**GIVEN PROBLEM**
Determine how many lines contain the string "here". Reply with that figure and nothing else.

**DATA SUPPLIED**
---

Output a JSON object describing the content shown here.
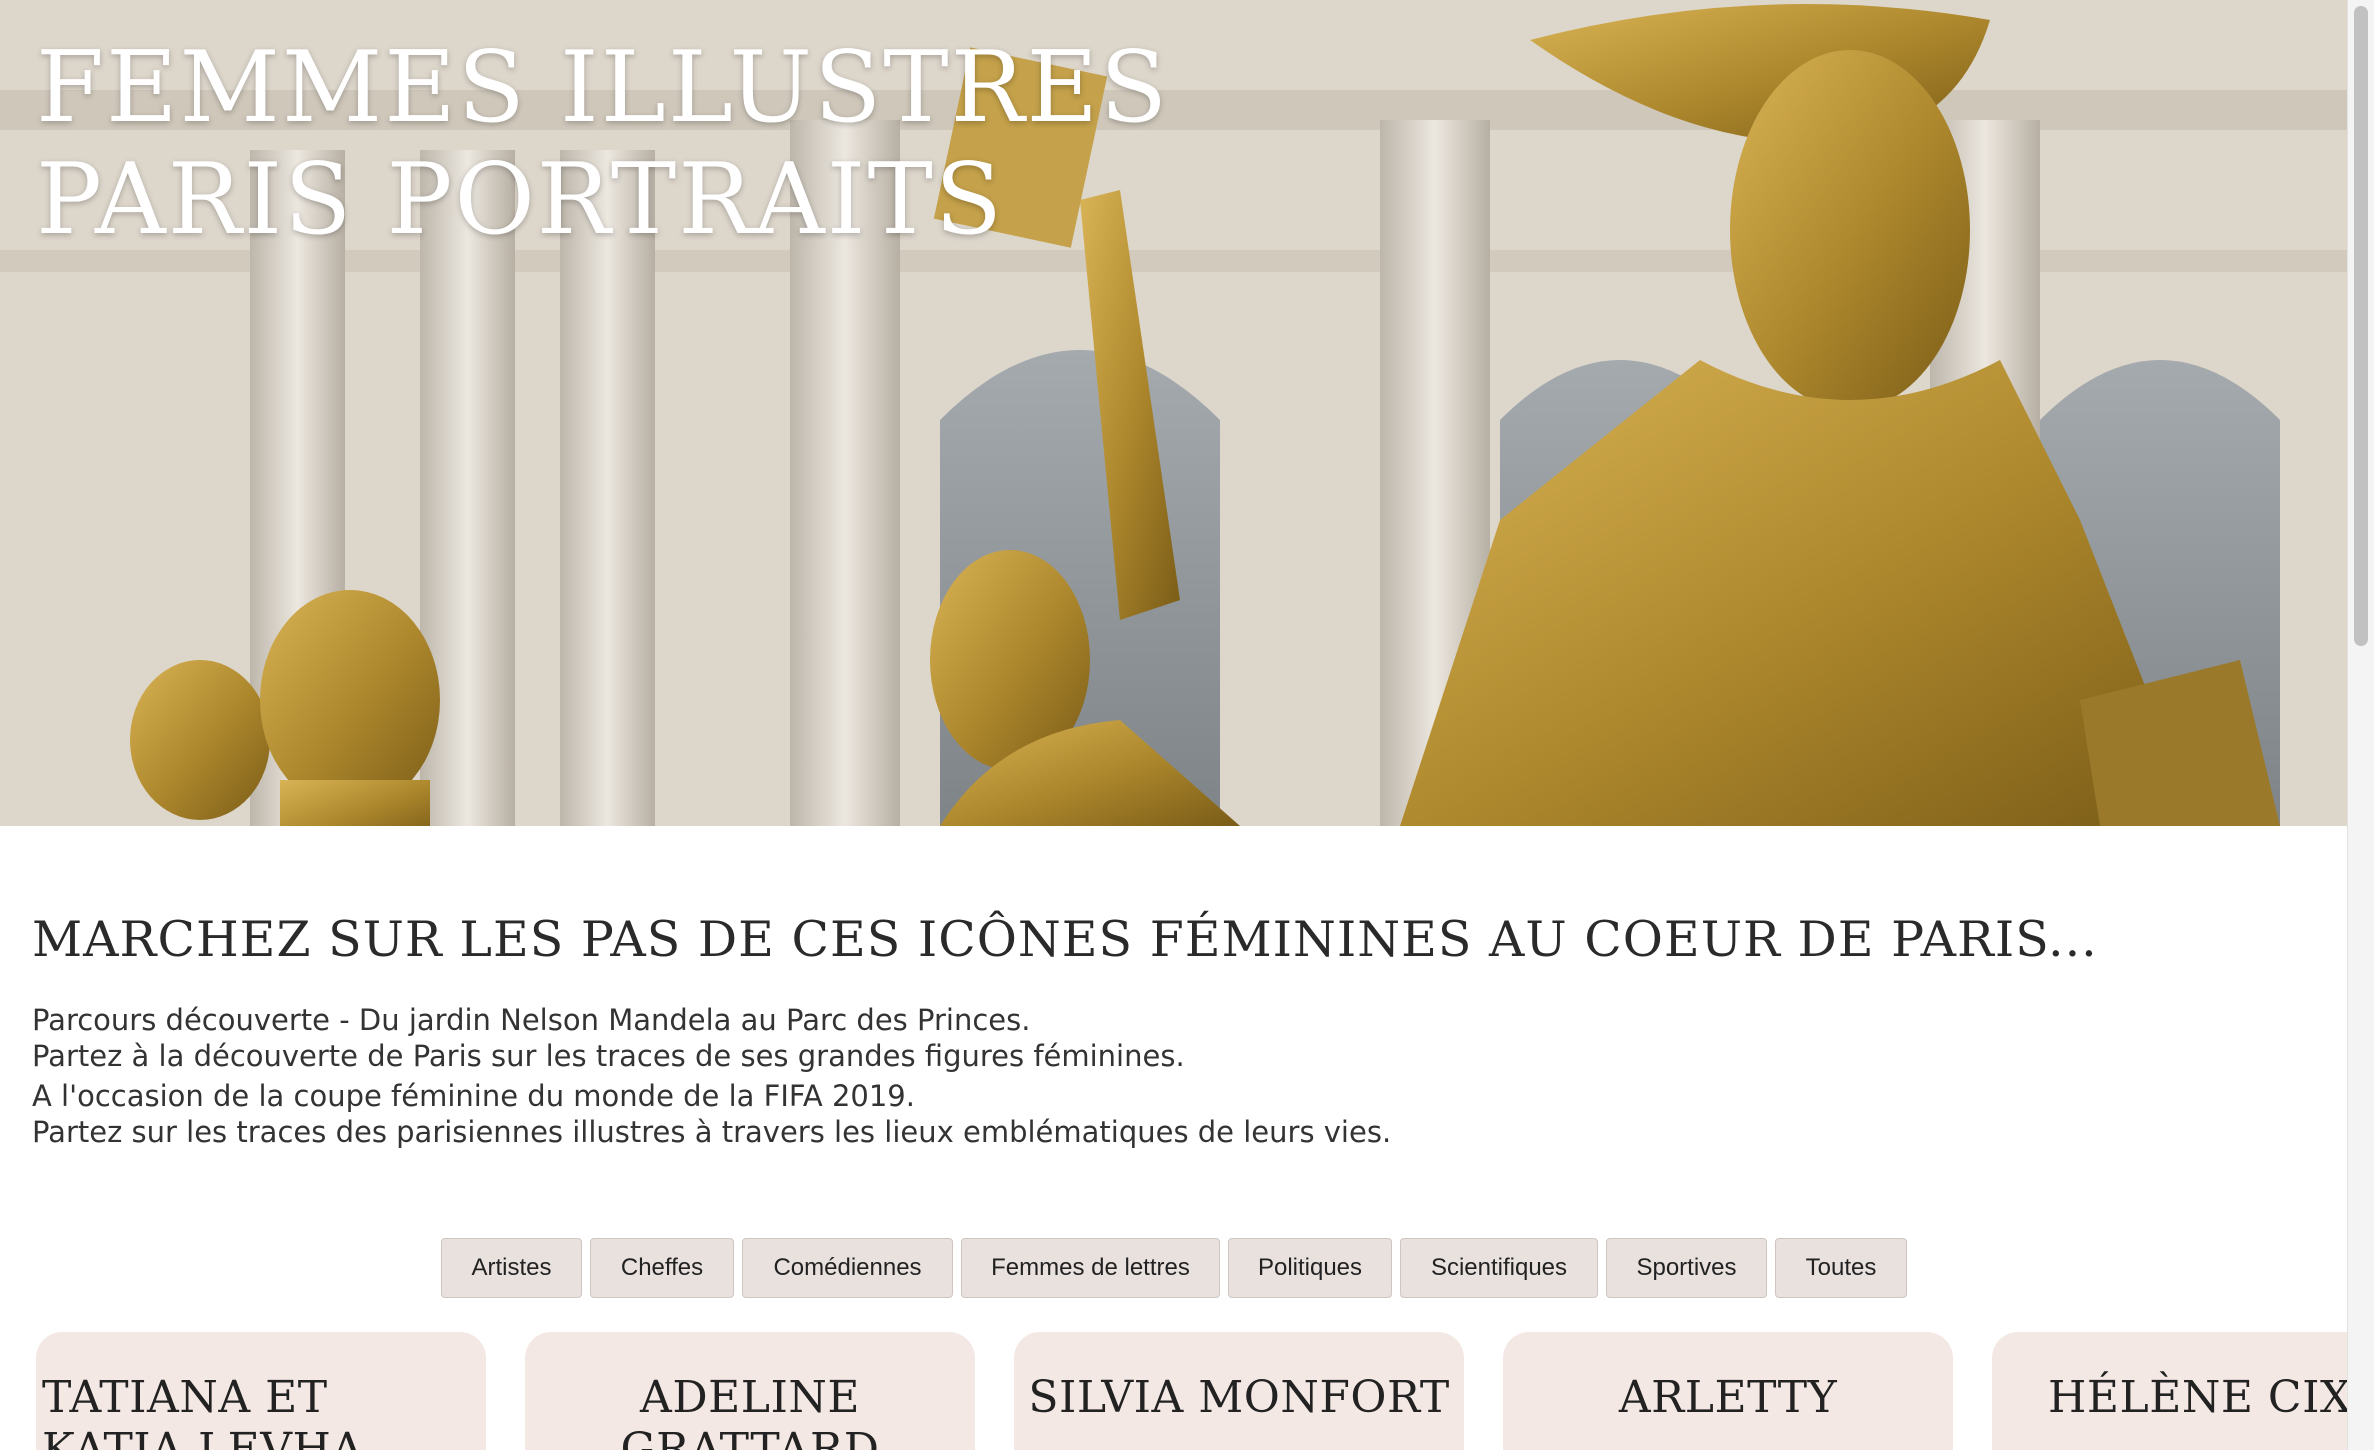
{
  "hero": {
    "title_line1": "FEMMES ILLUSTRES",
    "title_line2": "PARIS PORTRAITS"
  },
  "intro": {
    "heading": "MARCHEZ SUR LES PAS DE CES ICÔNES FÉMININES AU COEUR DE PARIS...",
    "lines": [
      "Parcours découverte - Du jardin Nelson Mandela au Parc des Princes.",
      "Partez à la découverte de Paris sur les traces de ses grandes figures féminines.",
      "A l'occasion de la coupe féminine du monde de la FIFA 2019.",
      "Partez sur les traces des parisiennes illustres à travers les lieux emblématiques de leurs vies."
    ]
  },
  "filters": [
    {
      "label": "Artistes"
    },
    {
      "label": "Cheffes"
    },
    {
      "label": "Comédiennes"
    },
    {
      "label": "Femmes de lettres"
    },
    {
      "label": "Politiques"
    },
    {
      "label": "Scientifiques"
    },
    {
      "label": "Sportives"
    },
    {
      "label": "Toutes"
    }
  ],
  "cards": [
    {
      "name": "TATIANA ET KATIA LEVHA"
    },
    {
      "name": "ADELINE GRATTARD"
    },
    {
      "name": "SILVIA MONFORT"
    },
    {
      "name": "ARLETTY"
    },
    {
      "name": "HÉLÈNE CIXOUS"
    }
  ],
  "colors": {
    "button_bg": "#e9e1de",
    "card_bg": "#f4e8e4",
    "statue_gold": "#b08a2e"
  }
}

---

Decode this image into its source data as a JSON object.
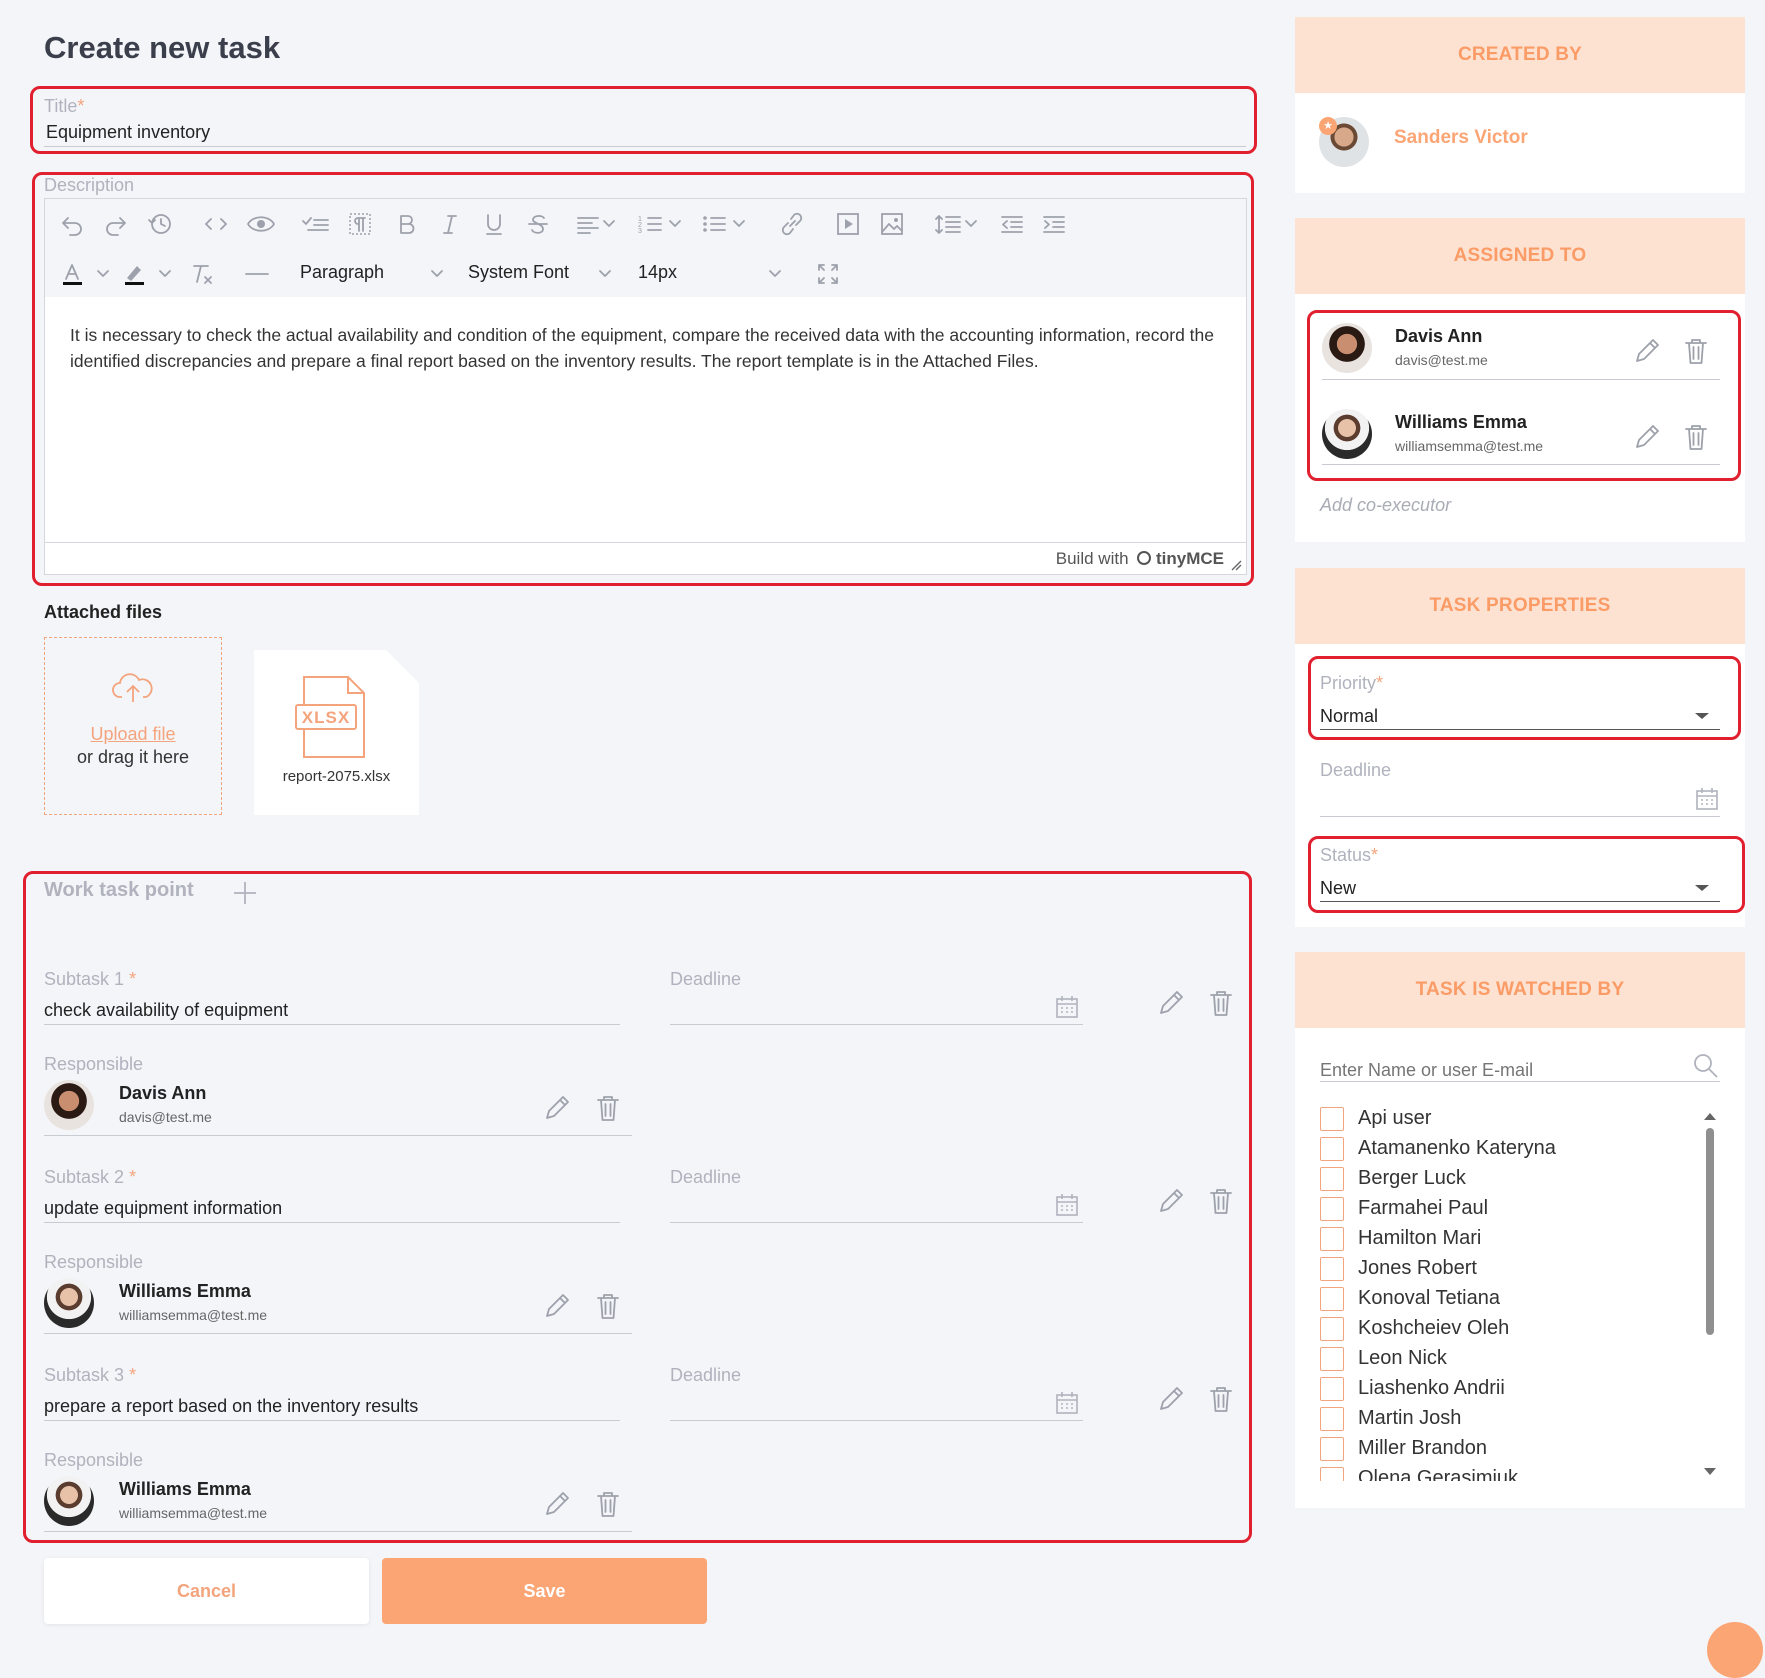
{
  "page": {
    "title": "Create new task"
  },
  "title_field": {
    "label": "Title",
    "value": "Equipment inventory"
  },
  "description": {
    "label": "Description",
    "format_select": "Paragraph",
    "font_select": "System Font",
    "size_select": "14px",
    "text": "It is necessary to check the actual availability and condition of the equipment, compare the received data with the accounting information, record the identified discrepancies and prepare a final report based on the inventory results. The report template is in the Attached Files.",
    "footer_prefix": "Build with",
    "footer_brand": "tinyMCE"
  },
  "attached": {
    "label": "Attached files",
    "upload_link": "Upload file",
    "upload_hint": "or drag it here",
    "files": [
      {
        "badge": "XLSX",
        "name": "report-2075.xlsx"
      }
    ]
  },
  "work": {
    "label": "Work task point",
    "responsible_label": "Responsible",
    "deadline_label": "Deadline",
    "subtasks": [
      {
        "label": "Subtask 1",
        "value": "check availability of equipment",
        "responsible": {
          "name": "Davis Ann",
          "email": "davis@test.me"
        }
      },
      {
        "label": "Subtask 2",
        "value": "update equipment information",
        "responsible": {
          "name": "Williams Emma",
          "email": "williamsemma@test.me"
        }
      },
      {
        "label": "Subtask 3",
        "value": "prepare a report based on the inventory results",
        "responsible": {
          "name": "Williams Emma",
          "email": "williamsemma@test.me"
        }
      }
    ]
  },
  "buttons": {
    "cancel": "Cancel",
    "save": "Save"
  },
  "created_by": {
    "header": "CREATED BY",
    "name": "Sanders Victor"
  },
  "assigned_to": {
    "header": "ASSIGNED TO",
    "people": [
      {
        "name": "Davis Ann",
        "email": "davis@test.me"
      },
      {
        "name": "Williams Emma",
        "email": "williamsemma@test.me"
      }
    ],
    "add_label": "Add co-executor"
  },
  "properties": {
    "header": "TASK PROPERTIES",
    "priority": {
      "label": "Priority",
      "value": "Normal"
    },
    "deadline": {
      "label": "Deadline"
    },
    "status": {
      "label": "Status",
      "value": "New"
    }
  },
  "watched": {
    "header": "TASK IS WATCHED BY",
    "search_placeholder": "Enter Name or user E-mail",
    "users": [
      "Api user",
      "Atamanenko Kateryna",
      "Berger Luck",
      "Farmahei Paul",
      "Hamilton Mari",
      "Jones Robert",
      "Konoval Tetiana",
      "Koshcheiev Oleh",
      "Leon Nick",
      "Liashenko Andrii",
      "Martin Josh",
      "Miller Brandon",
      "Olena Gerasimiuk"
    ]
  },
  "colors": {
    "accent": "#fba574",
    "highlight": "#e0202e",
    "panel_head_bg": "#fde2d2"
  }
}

---

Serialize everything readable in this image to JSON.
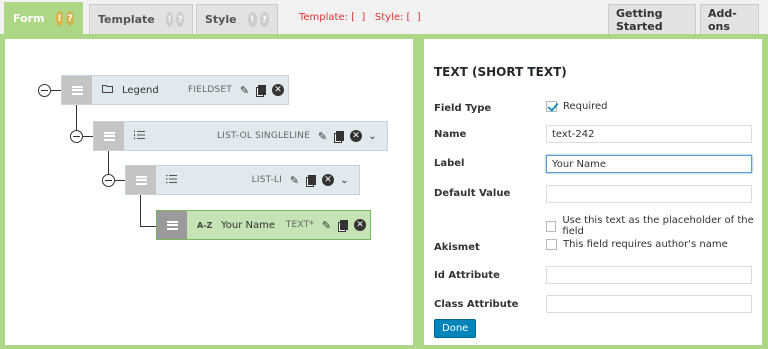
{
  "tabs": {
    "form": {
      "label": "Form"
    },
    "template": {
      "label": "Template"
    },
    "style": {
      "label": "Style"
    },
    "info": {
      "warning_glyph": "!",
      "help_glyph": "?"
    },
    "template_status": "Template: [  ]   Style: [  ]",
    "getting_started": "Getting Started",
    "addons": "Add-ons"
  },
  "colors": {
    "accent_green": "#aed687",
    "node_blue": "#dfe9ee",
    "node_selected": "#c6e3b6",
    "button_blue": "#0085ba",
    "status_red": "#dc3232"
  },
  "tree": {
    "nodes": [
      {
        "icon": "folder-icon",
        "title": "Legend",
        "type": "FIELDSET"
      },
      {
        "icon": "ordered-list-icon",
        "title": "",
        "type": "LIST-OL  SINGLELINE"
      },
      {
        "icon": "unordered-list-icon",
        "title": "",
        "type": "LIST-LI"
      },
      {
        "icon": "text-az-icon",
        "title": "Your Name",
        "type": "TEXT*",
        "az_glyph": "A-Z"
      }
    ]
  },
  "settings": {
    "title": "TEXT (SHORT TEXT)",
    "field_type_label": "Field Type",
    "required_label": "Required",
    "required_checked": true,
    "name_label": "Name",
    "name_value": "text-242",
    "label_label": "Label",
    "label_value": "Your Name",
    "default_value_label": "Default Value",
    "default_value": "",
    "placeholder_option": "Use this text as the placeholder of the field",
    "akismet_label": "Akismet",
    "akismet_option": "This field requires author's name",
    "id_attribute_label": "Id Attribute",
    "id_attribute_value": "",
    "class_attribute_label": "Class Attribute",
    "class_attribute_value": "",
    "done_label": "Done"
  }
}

---

**OUTPUT BELOW**
2